● Exercise goal: Copy all lines in which the word "misma" can be found.

-- Begin --

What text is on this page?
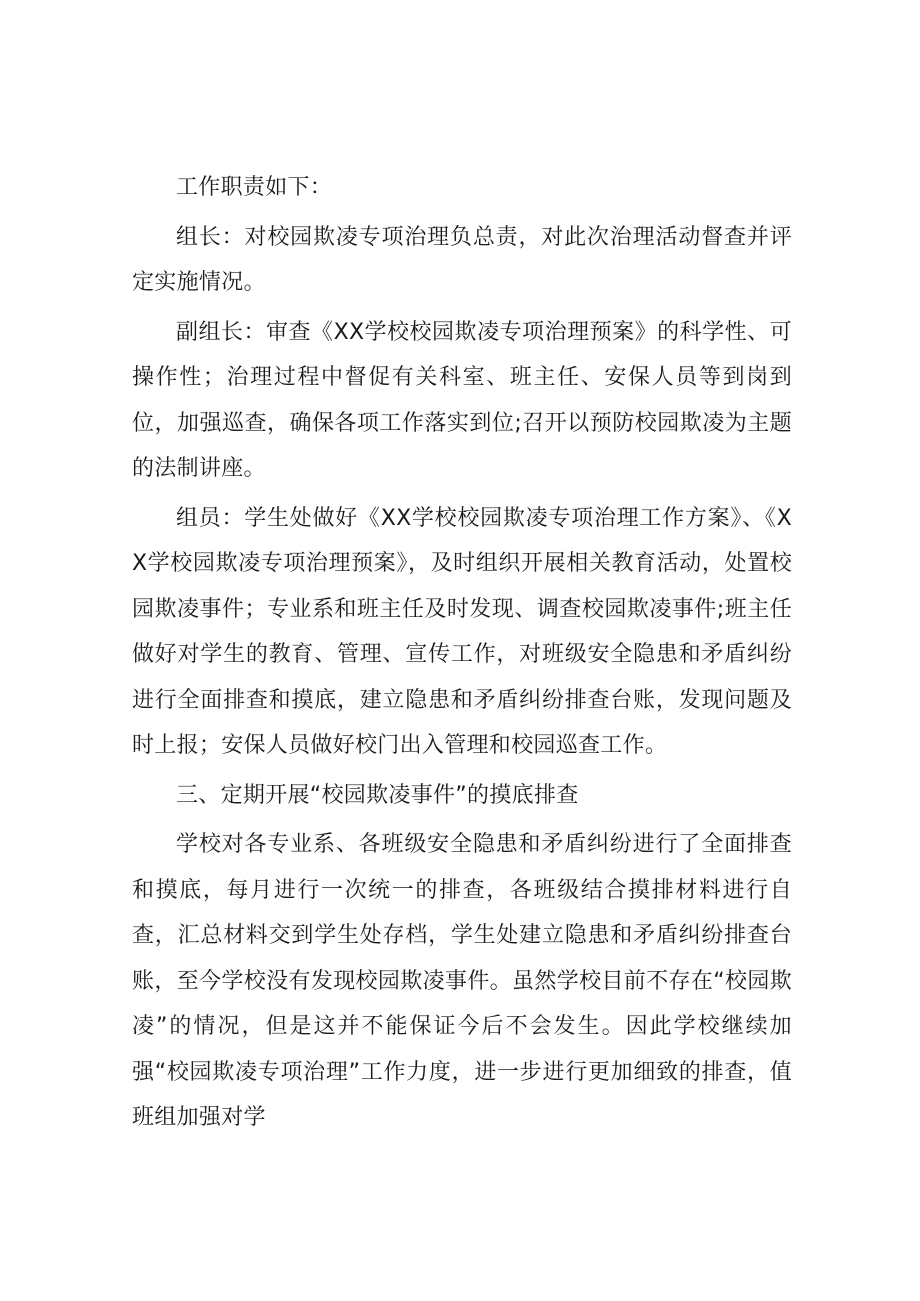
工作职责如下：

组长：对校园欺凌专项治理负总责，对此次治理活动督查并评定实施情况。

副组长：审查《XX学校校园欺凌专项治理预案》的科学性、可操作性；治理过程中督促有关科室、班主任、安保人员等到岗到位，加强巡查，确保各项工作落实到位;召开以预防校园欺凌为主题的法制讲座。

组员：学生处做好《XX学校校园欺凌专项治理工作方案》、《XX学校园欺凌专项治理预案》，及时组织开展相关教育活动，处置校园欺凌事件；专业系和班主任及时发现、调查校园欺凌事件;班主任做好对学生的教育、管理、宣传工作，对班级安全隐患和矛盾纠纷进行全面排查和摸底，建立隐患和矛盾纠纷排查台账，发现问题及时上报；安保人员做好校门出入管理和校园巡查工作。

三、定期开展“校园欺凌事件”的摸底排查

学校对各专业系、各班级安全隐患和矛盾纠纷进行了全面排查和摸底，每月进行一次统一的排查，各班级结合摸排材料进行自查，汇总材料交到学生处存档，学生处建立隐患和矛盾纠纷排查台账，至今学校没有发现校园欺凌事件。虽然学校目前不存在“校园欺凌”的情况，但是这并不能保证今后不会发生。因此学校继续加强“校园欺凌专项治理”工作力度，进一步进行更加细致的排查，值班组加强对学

-- End --
-- Begin --

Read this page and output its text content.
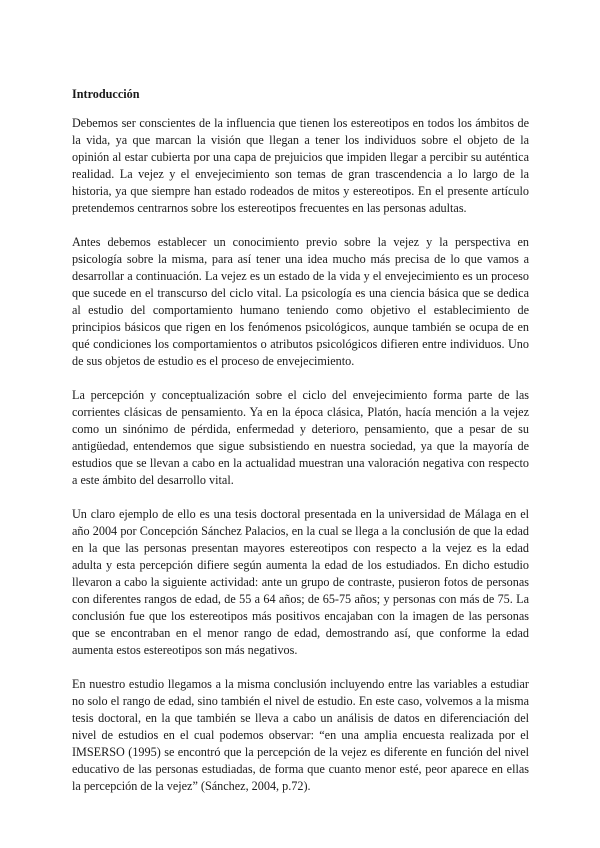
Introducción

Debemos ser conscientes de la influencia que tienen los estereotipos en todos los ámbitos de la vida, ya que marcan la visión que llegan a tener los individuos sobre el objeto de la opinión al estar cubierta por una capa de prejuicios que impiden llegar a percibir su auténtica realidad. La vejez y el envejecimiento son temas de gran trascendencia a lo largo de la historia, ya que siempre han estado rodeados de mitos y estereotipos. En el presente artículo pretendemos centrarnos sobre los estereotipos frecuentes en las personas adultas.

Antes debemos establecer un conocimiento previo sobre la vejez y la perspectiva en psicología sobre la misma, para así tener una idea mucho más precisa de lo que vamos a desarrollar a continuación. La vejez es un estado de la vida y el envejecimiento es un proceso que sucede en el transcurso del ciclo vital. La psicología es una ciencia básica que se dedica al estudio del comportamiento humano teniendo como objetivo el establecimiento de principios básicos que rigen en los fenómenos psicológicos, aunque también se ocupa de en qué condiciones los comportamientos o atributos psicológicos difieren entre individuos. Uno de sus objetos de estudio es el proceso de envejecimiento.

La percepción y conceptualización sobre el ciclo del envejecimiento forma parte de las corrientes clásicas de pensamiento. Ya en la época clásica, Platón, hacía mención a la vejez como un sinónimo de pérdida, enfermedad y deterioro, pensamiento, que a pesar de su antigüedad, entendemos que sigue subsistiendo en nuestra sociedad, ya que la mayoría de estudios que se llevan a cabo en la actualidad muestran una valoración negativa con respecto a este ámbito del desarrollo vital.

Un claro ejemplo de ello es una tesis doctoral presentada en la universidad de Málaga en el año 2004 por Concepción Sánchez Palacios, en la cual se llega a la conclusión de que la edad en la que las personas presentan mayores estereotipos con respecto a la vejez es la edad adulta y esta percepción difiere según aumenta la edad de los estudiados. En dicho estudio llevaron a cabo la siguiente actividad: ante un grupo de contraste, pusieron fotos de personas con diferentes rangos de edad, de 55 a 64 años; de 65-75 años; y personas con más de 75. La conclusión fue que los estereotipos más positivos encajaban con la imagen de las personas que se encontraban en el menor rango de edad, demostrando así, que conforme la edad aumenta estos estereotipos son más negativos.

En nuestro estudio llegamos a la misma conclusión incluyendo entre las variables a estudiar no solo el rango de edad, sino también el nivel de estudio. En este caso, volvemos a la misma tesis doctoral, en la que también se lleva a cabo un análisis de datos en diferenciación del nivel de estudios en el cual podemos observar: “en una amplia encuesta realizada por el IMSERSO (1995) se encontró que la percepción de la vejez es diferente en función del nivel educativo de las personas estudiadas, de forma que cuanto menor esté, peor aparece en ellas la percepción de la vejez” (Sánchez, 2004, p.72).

-- End --

● Result:
Antes debemos establecer un conocimiento previo sobre la vejez y la perspectiva en psicología sobre la misma, para así tener una idea mucho más precisa de lo que vamos a desarrollar a continuación. La vejez es un estado de la vida y el envejecimiento es un proceso que sucede en el transcurso del ciclo vital. La psicología es una ciencia básica que se dedica al estudio del comportamiento humano teniendo como objetivo el establecimiento de principios básicos que rigen en los fenómenos psicológicos, aunque también se ocupa de en qué condiciones los comportamientos o atributos psicológicos difieren entre individuos. Uno de sus objetos de estudio es el proceso de envejecimiento.
En nuestro estudio llegamos a la misma conclusión incluyendo entre las variables a estudiar no solo el rango de edad, sino también el nivel de estudio. En este caso, volvemos a la misma tesis doctoral, en la que también se lleva a cabo un análisis de datos en diferenciación del nivel de estudios en el cual podemos observar: “en una amplia encuesta realizada por el IMSERSO (1995) se encontró que la percepción de la vejez es diferente en función del nivel educativo de las personas estudiadas, de forma que cuanto menor esté, peor aparece en ellas la percepción de la vejez” (Sánchez, 2004, p.72).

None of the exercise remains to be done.